Exercise directions.
Every line of the records below should be restated exactly.

Listed entries.
☆ ☆ ☆
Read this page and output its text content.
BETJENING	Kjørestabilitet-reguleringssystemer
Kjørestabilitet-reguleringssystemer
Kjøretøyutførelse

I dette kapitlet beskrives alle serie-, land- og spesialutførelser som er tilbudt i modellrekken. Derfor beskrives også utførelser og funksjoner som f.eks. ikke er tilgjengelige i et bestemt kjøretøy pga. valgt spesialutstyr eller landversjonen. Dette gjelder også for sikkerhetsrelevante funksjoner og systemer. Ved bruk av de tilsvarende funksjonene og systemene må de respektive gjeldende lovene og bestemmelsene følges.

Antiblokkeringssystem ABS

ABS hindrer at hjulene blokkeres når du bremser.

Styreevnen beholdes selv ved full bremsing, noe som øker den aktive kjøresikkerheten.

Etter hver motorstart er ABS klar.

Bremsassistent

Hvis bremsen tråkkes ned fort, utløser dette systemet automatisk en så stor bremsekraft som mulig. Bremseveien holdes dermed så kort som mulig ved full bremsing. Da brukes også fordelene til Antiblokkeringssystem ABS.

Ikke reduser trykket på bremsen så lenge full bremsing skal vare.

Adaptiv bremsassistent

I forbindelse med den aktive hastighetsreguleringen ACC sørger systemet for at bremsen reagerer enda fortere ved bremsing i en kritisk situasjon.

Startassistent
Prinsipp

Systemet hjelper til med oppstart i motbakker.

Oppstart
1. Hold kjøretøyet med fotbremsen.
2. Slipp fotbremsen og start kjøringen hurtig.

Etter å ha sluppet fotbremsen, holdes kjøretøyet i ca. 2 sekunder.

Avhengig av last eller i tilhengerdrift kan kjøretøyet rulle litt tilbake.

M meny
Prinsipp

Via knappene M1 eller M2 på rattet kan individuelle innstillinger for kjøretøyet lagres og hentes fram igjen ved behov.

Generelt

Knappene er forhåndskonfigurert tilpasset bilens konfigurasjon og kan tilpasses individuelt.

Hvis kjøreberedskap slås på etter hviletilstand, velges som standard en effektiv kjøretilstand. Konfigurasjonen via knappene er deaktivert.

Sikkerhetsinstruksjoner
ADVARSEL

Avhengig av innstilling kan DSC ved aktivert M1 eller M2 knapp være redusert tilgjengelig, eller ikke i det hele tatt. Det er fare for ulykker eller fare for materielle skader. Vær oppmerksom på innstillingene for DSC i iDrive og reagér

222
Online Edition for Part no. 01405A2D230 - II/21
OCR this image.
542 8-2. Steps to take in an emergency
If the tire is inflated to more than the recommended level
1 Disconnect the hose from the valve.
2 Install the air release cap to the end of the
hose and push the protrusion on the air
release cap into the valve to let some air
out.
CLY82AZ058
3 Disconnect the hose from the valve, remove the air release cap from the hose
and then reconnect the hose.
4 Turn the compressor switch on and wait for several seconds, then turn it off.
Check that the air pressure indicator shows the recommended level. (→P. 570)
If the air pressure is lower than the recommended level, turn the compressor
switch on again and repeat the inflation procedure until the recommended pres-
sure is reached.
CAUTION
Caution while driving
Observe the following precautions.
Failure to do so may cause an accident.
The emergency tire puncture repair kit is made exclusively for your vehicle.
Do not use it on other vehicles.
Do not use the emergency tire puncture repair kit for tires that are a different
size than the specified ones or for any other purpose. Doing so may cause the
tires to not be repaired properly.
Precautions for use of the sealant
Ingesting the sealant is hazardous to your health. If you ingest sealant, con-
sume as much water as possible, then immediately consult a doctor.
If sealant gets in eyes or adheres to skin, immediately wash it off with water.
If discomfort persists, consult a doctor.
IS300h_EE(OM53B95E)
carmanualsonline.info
☆ ☆ ☆
Solution to this problem.
Read this page and output its text content.
BETJENING	Kjørestabilitet-reguleringssystemer
Kjørestabilitet-reguleringssystemer
Kjøretøyutførelse

I dette kapitlet beskrives alle serie-, land- og spesialutførelser som er tilbudt i modellrekken. Derfor beskrives også utførelser og funksjoner som f.eks. ikke er tilgjengelige i et bestemt kjøretøy pga. valgt spesialutstyr eller landversjonen. Dette gjelder også for sikkerhetsrelevante funksjoner og systemer. Ved bruk av de tilsvarende funksjonene og systemene må de respektive gjeldende lovene og bestemmelsene følges.

Antiblokkeringssystem ABS

ABS hindrer at hjulene blokkeres når du bremser.

Styreevnen beholdes selv ved full bremsing, noe som øker den aktive kjøresikkerheten.

Etter hver motorstart er ABS klar.

Bremsassistent

Hvis bremsen tråkkes ned fort, utløser dette systemet automatisk en så stor bremsekraft som mulig. Bremseveien holdes dermed så kort som mulig ved full bremsing. Da brukes også fordelene til Antiblokkeringssystem ABS.

Ikke reduser trykket på bremsen så lenge full bremsing skal vare.

Adaptiv bremsassistent

I forbindelse med den aktive hastighetsreguleringen ACC sørger systemet for at bremsen reagerer enda fortere ved bremsing i en kritisk situasjon.

Startassistent
Prinsipp

Systemet hjelper til med oppstart i motbakker.

Oppstart
1. Hold kjøretøyet med fotbremsen.
2. Slipp fotbremsen og start kjøringen hurtig.

Etter å ha sluppet fotbremsen, holdes kjøretøyet i ca. 2 sekunder.

Avhengig av last eller i tilhengerdrift kan kjøretøyet rulle litt tilbake.

M meny
Prinsipp

Via knappene M1 eller M2 på rattet kan individuelle innstillinger for kjøretøyet lagres og hentes fram igjen ved behov.

Generelt

Knappene er forhåndskonfigurert tilpasset bilens konfigurasjon og kan tilpasses individuelt.

Hvis kjøreberedskap slås på etter hviletilstand, velges som standard en effektiv kjøretilstand. Konfigurasjonen via knappene er deaktivert.

Sikkerhetsinstruksjoner
ADVARSEL

Avhengig av innstilling kan DSC ved aktivert M1 eller M2 knapp være redusert tilgjengelig, eller ikke i det hele tatt. Det er fare for ulykker eller fare for materielle skader. Vær oppmerksom på innstillingene for DSC i iDrive og reagér

222
Online Edition for Part no. 01405A2D230 - II/21
OCR this image.
542 8-2. Steps to take in an emergency
If the tire is inflated to more than the recommended level
1 Disconnect the hose from the valve.
2 Install the air release cap to the end of the
hose and push the protrusion on the air
release cap into the valve to let some air
out.
CLY82AZ058
3 Disconnect the hose from the valve, remove the air release cap from the hose
and then reconnect the hose.
4 Turn the compressor switch on and wait for several seconds, then turn it off.
Check that the air pressure indicator shows the recommended level. (→P. 570)
If the air pressure is lower than the recommended level, turn the compressor
switch on again and repeat the inflation procedure until the recommended pres-
sure is reached.
CAUTION
Caution while driving
Observe the following precautions.
Failure to do so may cause an accident.
The emergency tire puncture repair kit is made exclusively for your vehicle.
Do not use it on other vehicles.
Do not use the emergency tire puncture repair kit for tires that are a different
size than the specified ones or for any other purpose. Doing so may cause the
tires to not be repaired properly.
Precautions for use of the sealant
Ingesting the sealant is hazardous to your health. If you ingest sealant, con-
sume as much water as possible, then immediately consult a doctor.
If sealant gets in eyes or adheres to skin, immediately wash it off with water.
If discomfort persists, consult a doctor.
IS300h_EE(OM53B95E)
carmanualsonline.info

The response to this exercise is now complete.